**BLOQUE DE TEXTO:**
Antonio Colinas
No me considero un bibliófilo maniático, pero me he emocionado cuando he encontrado, en una Feria del Libro Antiguo, con una edición especial y asequible de un libro de Juan Ramón o de Neruda. Y de que conserve en mi biblioteca la primera edición de
Campos de Castilla, de Antonio Machado. Pero hoy quiero recordar, de manera especial, una edición mexicana de
Resurrección, de Tolstói. Todavía no había leído esta novela, que me llevó también, hace dos veranos, como en una especie de cruce astral, a escuchar el oratorio de Händel también titulado
Resurrección, en la espléndida versión del Collegium de Praga. A revivir, en suma la Pascua rusa que Rilke vivió en Moscú en 1900. En la novela de Tolstói los trenes que iban hacia Siberia estaban cargados de prerrevolucionarios. Pocos años después, en
Doctor Zhivago, la novela de Pasternak, los trenes que van hacia Siberia iban llenos de personas perseguidos por la revolución. Paradojas de la historia cruel y pasajera frente a la permanencia de la intrahistoria en ese amor raro, bello, intenso, de las novelas de Tolstói y Pasternak.
Antonio Gómez Rufo
Berlanga y yo, durante muchos años, buscamos libros y revistas para enriquecer nuestras bibliotecas eróticas y a veces nos regalábamos un hallazgo. Él, más viajero, encontraba verdaderas joyas en librerías y tiendas de lance parisinas, neoyorkinas y londinenses; en mi caso, Madrid era la fuente principal de búsqueda y descubrimiento. Y, por supuesto, la Feria del Libro Antiguo, que recorrí algunas veces con Tierno Galván acompañados, o no, por el entonces director de la RAE Laín Entralgo. Me acuerdo que en una de aquellas visitas se suscitó un debate sobre el "laísmo" y el "leísmo" que el académico zanjó recomendándonos literalmente que nos desentendiéramos, que bastante compleja era la cuestión. Fue en otra visita a la Feria donde encontré una novela de la colección Las grandes enamoradas,
Laura Bon. La fogosa, de G. Jarro, publicada por el editor italiano Caro Raggio en 1922, con prólogo de Julia Fenino. En cuanto descubrí la galante historia de la célebre actriz italiana, amante del rey Víctor Manuel II, supe que era un regalo ideal para Berlanga, aunque luego (quizá no debería decirlo), se quedó en mi biblioteca porque, tras leerlo, me arrepentí y decidí no dárselo. Lo que, por fortuna, él nunca pudo reprocharme porque nunca llegó a saberlo.

**PRUÉBALO:** Indica, por favor, en qué año se publicó la novela «Laura Bon. La fogosa», según el texto. Responde solo con lo que dice el texto.

**REGISTROS DEL CONJUNTO:**
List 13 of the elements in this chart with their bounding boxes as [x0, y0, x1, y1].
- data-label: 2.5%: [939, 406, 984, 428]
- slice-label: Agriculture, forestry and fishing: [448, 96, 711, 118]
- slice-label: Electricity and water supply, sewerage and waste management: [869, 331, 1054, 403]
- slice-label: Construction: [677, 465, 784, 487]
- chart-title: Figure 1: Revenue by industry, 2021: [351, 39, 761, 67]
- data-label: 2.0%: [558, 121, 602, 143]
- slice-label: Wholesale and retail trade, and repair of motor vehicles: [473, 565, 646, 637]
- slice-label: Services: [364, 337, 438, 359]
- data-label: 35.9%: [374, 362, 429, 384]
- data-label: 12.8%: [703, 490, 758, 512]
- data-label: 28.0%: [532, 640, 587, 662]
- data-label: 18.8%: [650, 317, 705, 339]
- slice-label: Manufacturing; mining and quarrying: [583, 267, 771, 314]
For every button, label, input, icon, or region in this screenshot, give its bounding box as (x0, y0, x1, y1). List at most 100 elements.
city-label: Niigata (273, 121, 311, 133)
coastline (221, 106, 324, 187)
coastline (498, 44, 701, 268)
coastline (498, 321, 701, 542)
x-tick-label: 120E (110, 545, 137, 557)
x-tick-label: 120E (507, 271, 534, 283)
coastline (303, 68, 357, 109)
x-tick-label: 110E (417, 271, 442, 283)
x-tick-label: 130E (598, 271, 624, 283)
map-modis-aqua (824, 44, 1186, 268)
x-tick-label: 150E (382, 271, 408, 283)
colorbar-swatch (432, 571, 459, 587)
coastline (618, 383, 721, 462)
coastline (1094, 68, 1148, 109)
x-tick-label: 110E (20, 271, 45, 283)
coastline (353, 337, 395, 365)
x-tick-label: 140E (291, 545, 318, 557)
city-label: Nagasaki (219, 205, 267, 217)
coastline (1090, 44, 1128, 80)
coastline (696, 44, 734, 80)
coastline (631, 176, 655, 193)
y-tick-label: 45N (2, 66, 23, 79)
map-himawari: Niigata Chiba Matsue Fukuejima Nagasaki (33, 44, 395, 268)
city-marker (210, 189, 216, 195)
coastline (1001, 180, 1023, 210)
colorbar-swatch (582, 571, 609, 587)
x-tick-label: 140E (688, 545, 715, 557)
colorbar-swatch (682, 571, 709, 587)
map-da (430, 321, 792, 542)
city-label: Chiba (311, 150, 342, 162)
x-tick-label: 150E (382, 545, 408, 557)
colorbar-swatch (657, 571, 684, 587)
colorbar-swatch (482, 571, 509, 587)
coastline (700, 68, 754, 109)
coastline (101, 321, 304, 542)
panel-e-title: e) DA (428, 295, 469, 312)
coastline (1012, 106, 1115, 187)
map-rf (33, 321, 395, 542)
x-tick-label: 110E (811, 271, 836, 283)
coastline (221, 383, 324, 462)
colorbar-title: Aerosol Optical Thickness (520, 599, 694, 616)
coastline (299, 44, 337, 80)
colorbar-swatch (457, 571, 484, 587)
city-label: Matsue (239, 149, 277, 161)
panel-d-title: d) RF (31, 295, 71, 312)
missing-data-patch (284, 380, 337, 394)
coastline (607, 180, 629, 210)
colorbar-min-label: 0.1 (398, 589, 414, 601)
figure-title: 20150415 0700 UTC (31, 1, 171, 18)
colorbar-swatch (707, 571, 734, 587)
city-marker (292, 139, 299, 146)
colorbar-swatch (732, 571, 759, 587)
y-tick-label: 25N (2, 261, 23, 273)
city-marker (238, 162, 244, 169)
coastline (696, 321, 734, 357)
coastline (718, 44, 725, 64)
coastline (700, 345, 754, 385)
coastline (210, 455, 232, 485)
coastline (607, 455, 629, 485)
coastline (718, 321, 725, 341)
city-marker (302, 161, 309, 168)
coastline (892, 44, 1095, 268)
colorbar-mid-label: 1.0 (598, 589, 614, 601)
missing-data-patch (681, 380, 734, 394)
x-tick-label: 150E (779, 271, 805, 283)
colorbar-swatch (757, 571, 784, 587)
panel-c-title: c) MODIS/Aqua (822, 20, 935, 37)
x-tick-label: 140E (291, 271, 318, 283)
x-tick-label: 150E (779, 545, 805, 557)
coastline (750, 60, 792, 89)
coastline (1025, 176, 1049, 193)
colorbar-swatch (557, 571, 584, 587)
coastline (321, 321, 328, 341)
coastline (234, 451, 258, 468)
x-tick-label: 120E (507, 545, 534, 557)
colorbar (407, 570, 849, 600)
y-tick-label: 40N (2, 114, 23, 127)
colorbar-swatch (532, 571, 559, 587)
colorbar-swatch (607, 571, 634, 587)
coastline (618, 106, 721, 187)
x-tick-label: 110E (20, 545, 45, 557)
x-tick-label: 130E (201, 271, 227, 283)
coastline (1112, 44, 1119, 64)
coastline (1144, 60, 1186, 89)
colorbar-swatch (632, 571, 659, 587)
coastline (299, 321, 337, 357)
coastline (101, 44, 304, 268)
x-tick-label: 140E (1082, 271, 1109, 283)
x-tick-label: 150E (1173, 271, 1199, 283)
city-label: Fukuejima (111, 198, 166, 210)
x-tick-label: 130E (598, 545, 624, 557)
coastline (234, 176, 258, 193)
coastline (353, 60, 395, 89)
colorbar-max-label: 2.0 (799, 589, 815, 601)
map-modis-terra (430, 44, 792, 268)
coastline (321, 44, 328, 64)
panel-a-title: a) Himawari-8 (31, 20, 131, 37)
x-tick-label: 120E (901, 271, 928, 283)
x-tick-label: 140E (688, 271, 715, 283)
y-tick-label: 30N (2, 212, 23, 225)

**TU RESPUESTA:** En 1922.